AUFGABE 1:
Gib den Abschnitt des Textauszugs zwischen „Eine höhere Schul- und“ und „weniger vermögenden Haushalten?“, beide eingeschlossen, wortgetreu wieder.

TEXTAUSZUG:
Berta, Selma, Anna und Marta: Jüdische Mädchen und Frauen auf dem Land (Teil 1)

12.04.2024 Marcel Brüntrup

Ulrich Hengemühle

Eine höhere Schul- und eine Berufsausbildung waren für Mädchen und Frauen bis ins 20. Jahrhundert hinein nicht selbstverständlich. Das galt in den Städten, aber weitaus mehr noch auf dem Land, wo es keine weiterführenden Schulen gab und die beruflichen Möglichkeiten für Frauen sehr beschränkt waren. Wie gingen die wenigen wohlhabenden Familien, die in den Dörfern lebten, damit um? Kümmerten sie sich um die Aus- und Weiterbildung ihrer Töchter? Welche Bedeutung spielte die Konfession in diesem Zusammenhang? Und welche Möglichkeiten hatten Mädchen aus weniger vermögenden Haushalten?

AUFGABE 2:
Stelle in den Datenzeilen nur die Zeilen zwischen der Zeile mit „toc-lesson-title: Învierea Domnului“ und der Zeile mit „toc-lesson-title: Despre colind“, beide eingeschlossen, als nummerierte Liste dar. Lass dabei Leerzeilen weg.

Daten zu Bereichsgrenzen
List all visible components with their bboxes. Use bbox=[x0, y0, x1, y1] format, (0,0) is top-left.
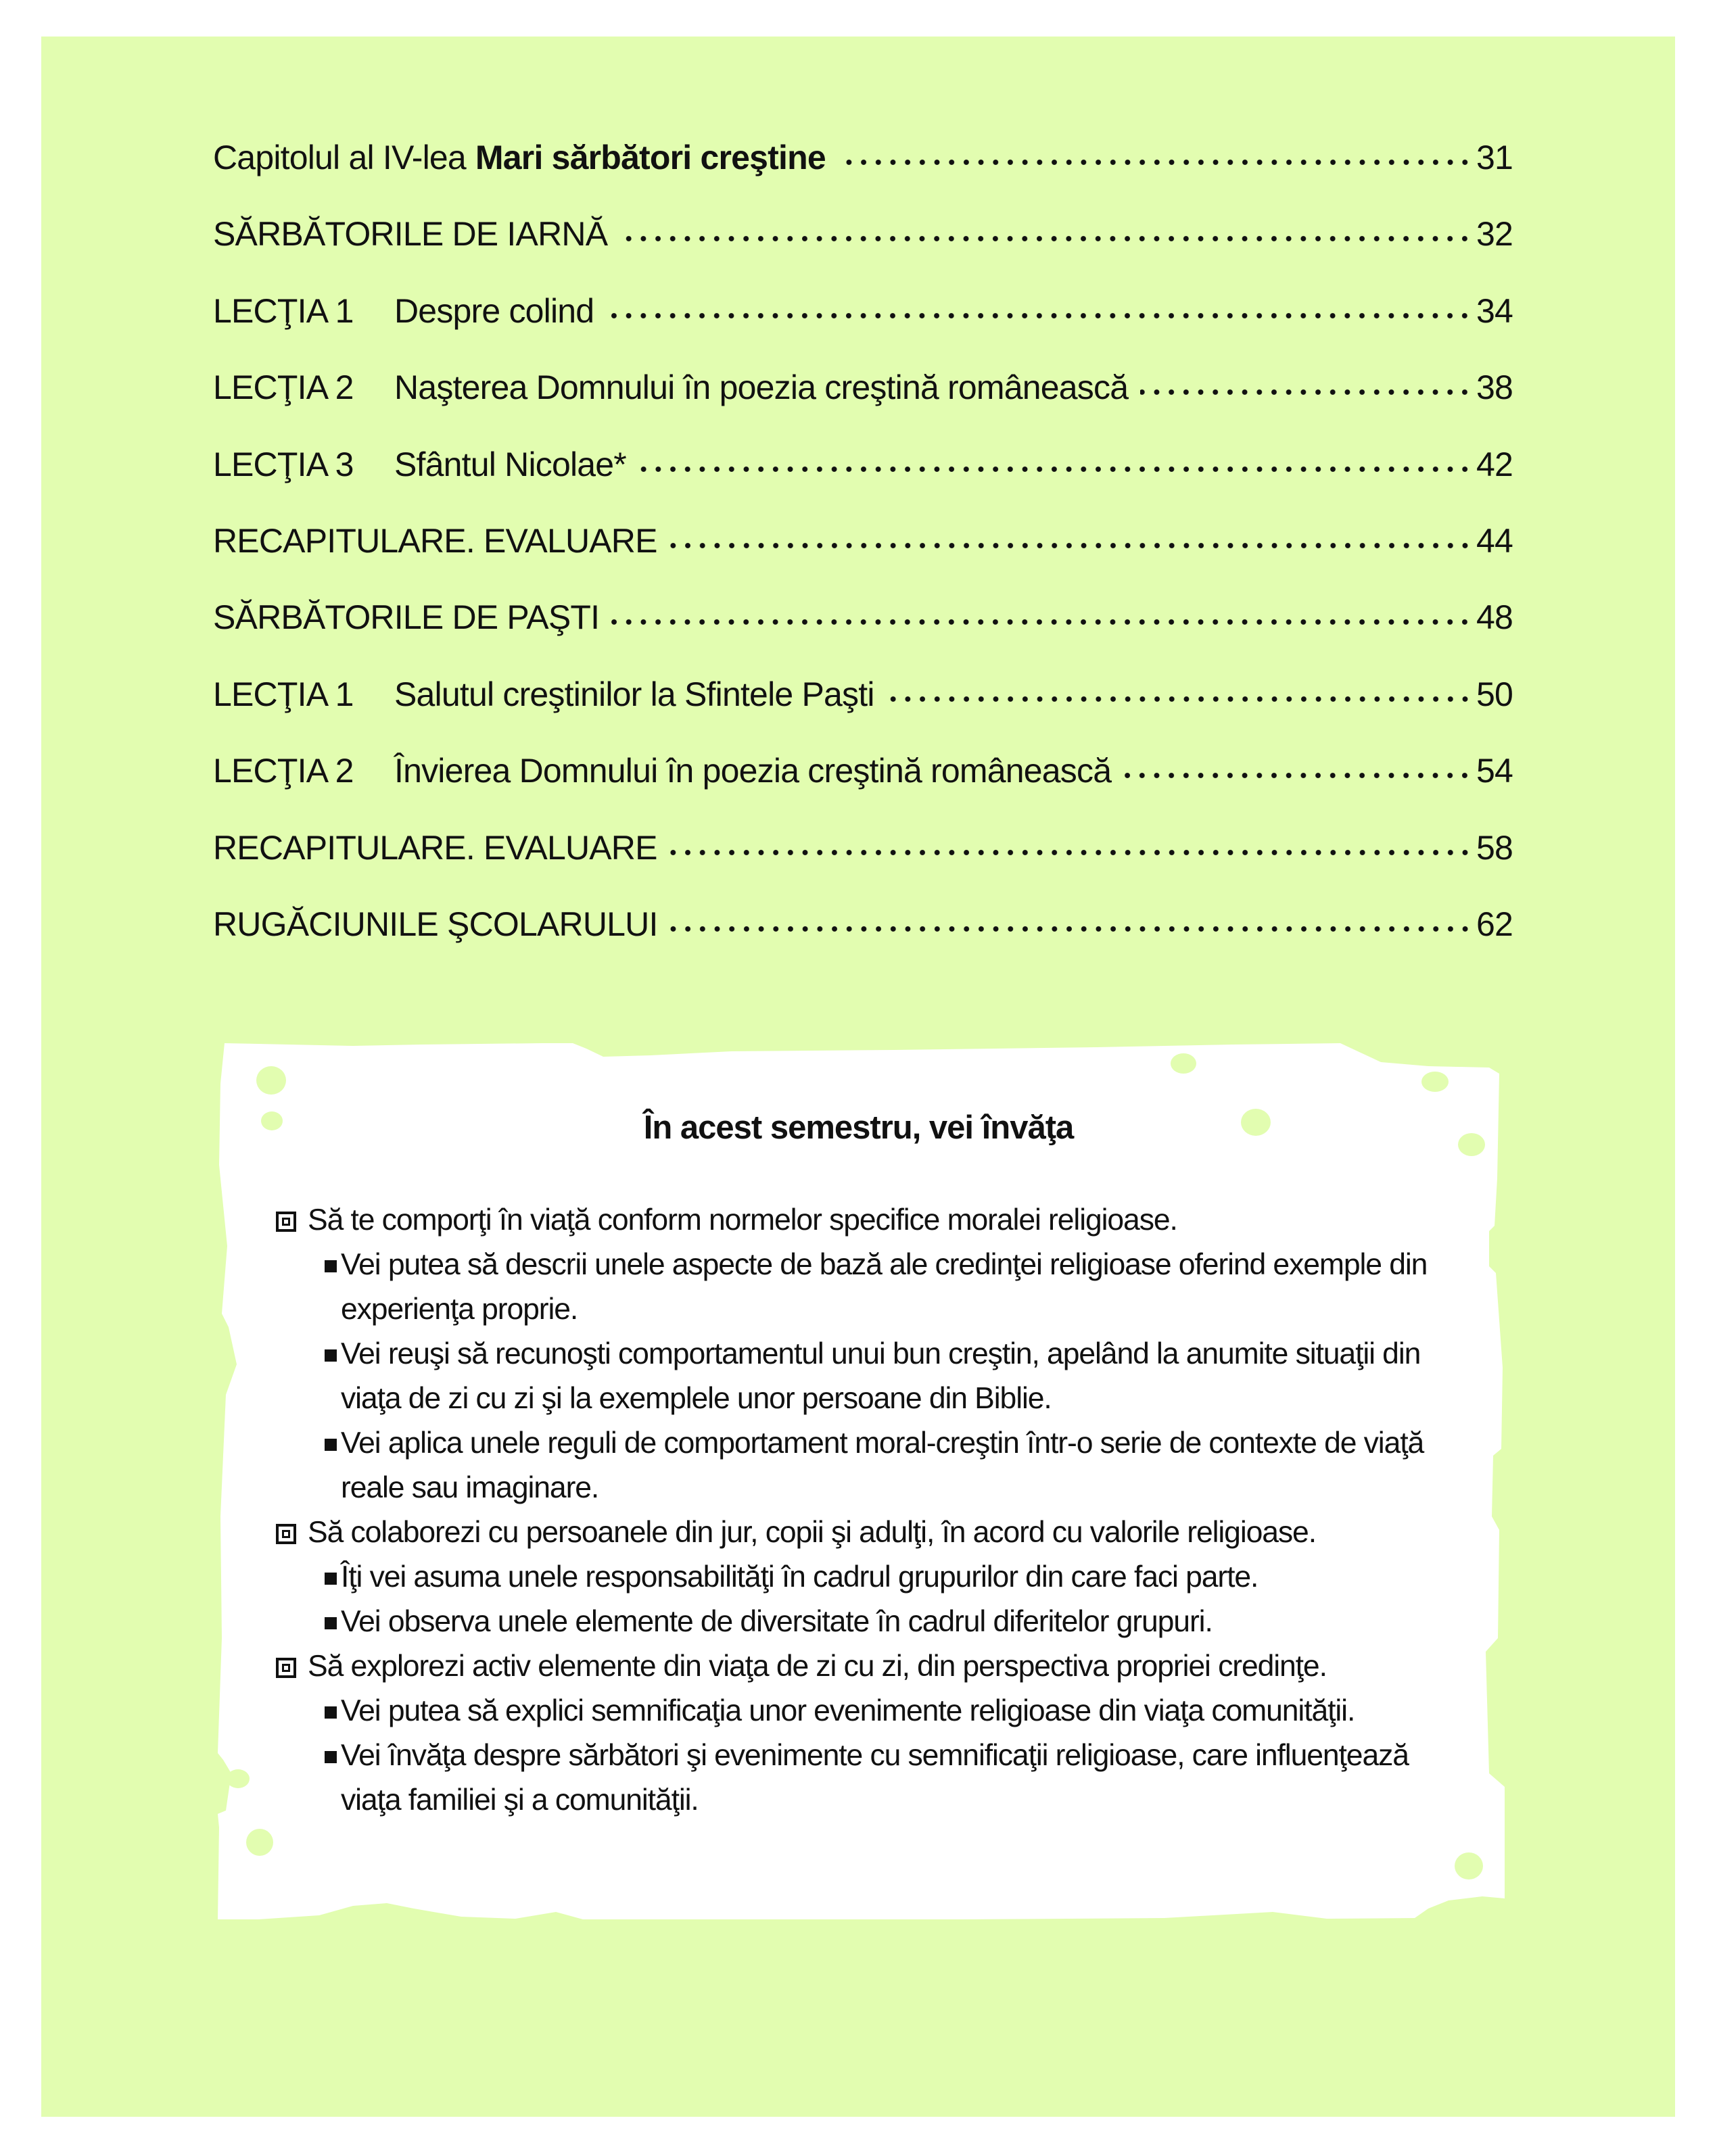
toc-lesson-title: Învierea Domnului în poezia creştină românească bbox=[394, 752, 1112, 790]
dot-leader bbox=[1140, 365, 1472, 399]
toc-lesson-number: LECŢIA 3 bbox=[213, 445, 354, 483]
objective-item bbox=[276, 1198, 1439, 1243]
objective-text: Să explorezi activ elemente din viaţa de zi cu zi, din perspectiva propriei credinţe. bbox=[308, 1650, 1327, 1683]
objectives-title: În acest semestru, vei învăţa bbox=[643, 1109, 1074, 1146]
objective-subitem bbox=[308, 1600, 1439, 1644]
toc-chapter-label bbox=[213, 138, 826, 177]
toc-entry[interactable] bbox=[213, 748, 1513, 825]
toc-lesson-title: Salutul creştinilor la Sfintele Paşti bbox=[394, 675, 874, 713]
objective-subitem-text: Îţi vei asuma unele responsabilităţi în cadrul grupurilor din care faci parte. bbox=[341, 1560, 1259, 1594]
toc-lesson-number: LECŢIA 1 bbox=[213, 675, 354, 713]
objective-subitem bbox=[308, 1689, 1439, 1733]
toc-entry[interactable] bbox=[213, 442, 1513, 519]
objective-subitem bbox=[308, 1733, 1439, 1823]
toc-lesson-title: Sfântul Nicolae* bbox=[394, 445, 626, 483]
toc-page-number: 48 bbox=[1476, 598, 1513, 637]
filled-square-bullet-icon bbox=[325, 1706, 337, 1719]
dot-leader bbox=[838, 135, 1472, 169]
filled-square-bullet-icon bbox=[325, 1751, 337, 1763]
toc-lesson-title: Naşterea Domnului în poezia creştină românească bbox=[394, 368, 1129, 407]
dot-leader bbox=[619, 212, 1472, 245]
objective-item bbox=[276, 1644, 1439, 1689]
toc-page-number: 44 bbox=[1476, 521, 1513, 560]
toc-lesson-title: Despre colind bbox=[394, 291, 594, 330]
toc-entry[interactable] bbox=[213, 365, 1513, 441]
toc-page-number: 38 bbox=[1476, 368, 1513, 407]
objective-subitem bbox=[308, 1421, 1439, 1510]
toc-chapter-row[interactable] bbox=[213, 135, 1513, 212]
objective-subitem-text: Vei reuşi să recunoşti comportamentul unui bun creştin, apelând la anumite situaţii din viaţa de zi cu zi şi la exemplele unor persoane din Biblie. bbox=[341, 1337, 1421, 1415]
dot-leader bbox=[669, 825, 1472, 859]
toc-section-label: RUGĂCIUNILE ŞCOLARULUI bbox=[213, 905, 658, 943]
objective-subitem-text: Vei putea să descrii unele aspecte de bază ale credinţei religioase oferind exemple din experienţa proprie. bbox=[341, 1248, 1428, 1326]
filled-square-bullet-icon bbox=[325, 1439, 337, 1451]
filled-square-bullet-icon bbox=[325, 1573, 337, 1585]
toc-page-number: 32 bbox=[1476, 215, 1513, 254]
dot-leader bbox=[638, 442, 1472, 476]
objective-text: Să te comporţi în viaţă conform normelor specifice moralei religioase. bbox=[308, 1203, 1177, 1237]
filled-square-bullet-icon bbox=[325, 1617, 337, 1629]
toc-page-number: 42 bbox=[1476, 445, 1513, 483]
toc-lesson-number: LECŢIA 2 bbox=[213, 752, 354, 790]
dot-leader bbox=[887, 672, 1472, 706]
square-in-square-bullet-icon bbox=[276, 1658, 296, 1678]
table-of-contents bbox=[213, 135, 1513, 978]
toc-chapter-title: Mari sărbători creştine bbox=[475, 139, 826, 176]
objective-subitem-text: Vei învăţa despre sărbători şi evenimente cu semnificaţii religioase, care influenţează viaţa familiei şi a comunităţii. bbox=[341, 1739, 1409, 1817]
toc-section-label: RECAPITULARE. EVALUARE bbox=[213, 828, 657, 867]
dot-leader bbox=[670, 902, 1472, 936]
objective-subitem-text: Vei putea să explici semnificaţia unor evenimente religioase din viaţa comunităţii. bbox=[341, 1694, 1355, 1727]
toc-page-number: 54 bbox=[1476, 752, 1513, 790]
objective-subitem bbox=[308, 1332, 1439, 1421]
toc-lesson-number: LECŢIA 2 bbox=[213, 368, 354, 407]
toc-entry[interactable] bbox=[213, 595, 1513, 671]
dot-leader bbox=[1123, 748, 1472, 782]
objective-text: Să colaborezi cu persoanele din jur, copii şi adulţi, în acord cu valorile religioase. bbox=[308, 1516, 1316, 1549]
toc-entry[interactable] bbox=[213, 519, 1513, 595]
objective-subitem bbox=[308, 1243, 1439, 1332]
square-in-square-bullet-icon bbox=[276, 1212, 296, 1232]
objectives-list bbox=[276, 1198, 1439, 1823]
toc-entry[interactable] bbox=[213, 902, 1513, 978]
toc-lesson-number: LECŢIA 1 bbox=[213, 291, 354, 330]
toc-section-label: SĂRBĂTORILE DE PAŞTI bbox=[213, 598, 600, 637]
toc-page-number: 62 bbox=[1476, 905, 1513, 943]
toc-entry[interactable] bbox=[213, 212, 1513, 288]
toc-section-label: SĂRBĂTORILE DE IARNĂ bbox=[213, 215, 608, 254]
objective-subitem-text: Vei observa unele elemente de diversitate în cadrul diferitelor grupuri. bbox=[341, 1605, 1213, 1638]
dot-leader bbox=[611, 595, 1472, 629]
toc-page-number: 50 bbox=[1476, 675, 1513, 713]
objective-item bbox=[276, 1510, 1439, 1555]
toc-page-number: 58 bbox=[1476, 828, 1513, 867]
toc-section-label: RECAPITULARE. EVALUARE bbox=[213, 521, 657, 560]
filled-square-bullet-icon bbox=[325, 1260, 337, 1272]
toc-entry[interactable] bbox=[213, 825, 1513, 902]
toc-entry[interactable] bbox=[213, 289, 1513, 365]
dot-leader bbox=[606, 289, 1472, 322]
toc-page-number: 31 bbox=[1476, 139, 1513, 176]
square-in-square-bullet-icon bbox=[276, 1524, 296, 1544]
toc-entry[interactable] bbox=[213, 672, 1513, 748]
toc-page-number: 34 bbox=[1476, 291, 1513, 330]
toc-chapter-prefix: Capitolul al IV-lea bbox=[213, 139, 466, 176]
objective-subitem bbox=[308, 1555, 1439, 1600]
filled-square-bullet-icon bbox=[325, 1349, 337, 1362]
dot-leader bbox=[669, 519, 1472, 552]
objective-subitem-text: Vei aplica unele reguli de comportament moral-creştin într-o serie de contexte de viaţă reale sau imaginare. bbox=[341, 1427, 1424, 1504]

ANTWORT 1:
Eine höhere Schul- und eine Berufsausbildung waren für Mädchen und Frauen bis ins 20. Jahrhundert hinein nicht selbstverständlich. Das galt in den Städten, aber weitaus mehr noch auf dem Land, wo es keine weiterführenden Schulen gab und die beruflichen Möglichkeiten für Frauen sehr beschränkt waren. Wie gingen die wenigen wohlhabenden Familien, die in den Dörfern lebten, damit um? Kümmerten sie sich um die Aus- und Weiterbildung ihrer Töchter? Welche Bedeutung spielte die Konfession in diesem Zusammenhang? Und welche Möglichkeiten hatten Mädchen aus weniger vermögenden Haushalten?

ANTWORT 2:
1. toc-lesson-title: Învierea Domnului în poezia creştină românească bbox=[394, 752, 1112, 790]
2. dot-leader bbox=[1140, 365, 1472, 399]
3. toc-lesson-number: LECŢIA 3 bbox=[213, 445, 354, 483]
4. objective-item bbox=[276, 1198, 1439, 1243]
5. objective-text: Să explorezi activ elemente din viaţa de zi cu zi, din perspectiva propriei credinţe. bbox=[308, 1650, 1327, 1683]
6. objectives-title: În acest semestru, vei învăţa bbox=[643, 1109, 1074, 1146]
7. objective-subitem bbox=[308, 1600, 1439, 1644]
8. toc-chapter-label bbox=[213, 138, 826, 177]
9. toc-entry[interactable] bbox=[213, 748, 1513, 825]
10. toc-lesson-title: Salutul creştinilor la Sfintele Paşti bbox=[394, 675, 874, 713]
11. objective-subitem-text: Îţi vei asuma unele responsabilităţi în cadrul grupurilor din care faci parte. bbox=[341, 1560, 1259, 1594]
12. toc-lesson-number: LECŢIA 1 bbox=[213, 675, 354, 713]
13. objective-subitem bbox=[308, 1689, 1439, 1733]
14. toc-entry[interactable] bbox=[213, 442, 1513, 519]
15. objective-subitem bbox=[308, 1733, 1439, 1823]
16. toc-lesson-title: Sfântul Nicolae* bbox=[394, 445, 626, 483]
17. toc-page-number: 48 bbox=[1476, 598, 1513, 637]
18. filled-square-bullet-icon bbox=[325, 1706, 337, 1719]
19. dot-leader bbox=[838, 135, 1472, 169]
20. filled-square-bullet-icon bbox=[325, 1751, 337, 1763]
21. toc-lesson-title: Naşterea Domnului în poezia creştină românească bbox=[394, 368, 1129, 407]
22. dot-leader bbox=[619, 212, 1472, 245]
23. objective-item bbox=[276, 1644, 1439, 1689]
24. toc-page-number: 44 bbox=[1476, 521, 1513, 560]
25. toc-lesson-title: Despre colind bbox=[394, 291, 594, 330]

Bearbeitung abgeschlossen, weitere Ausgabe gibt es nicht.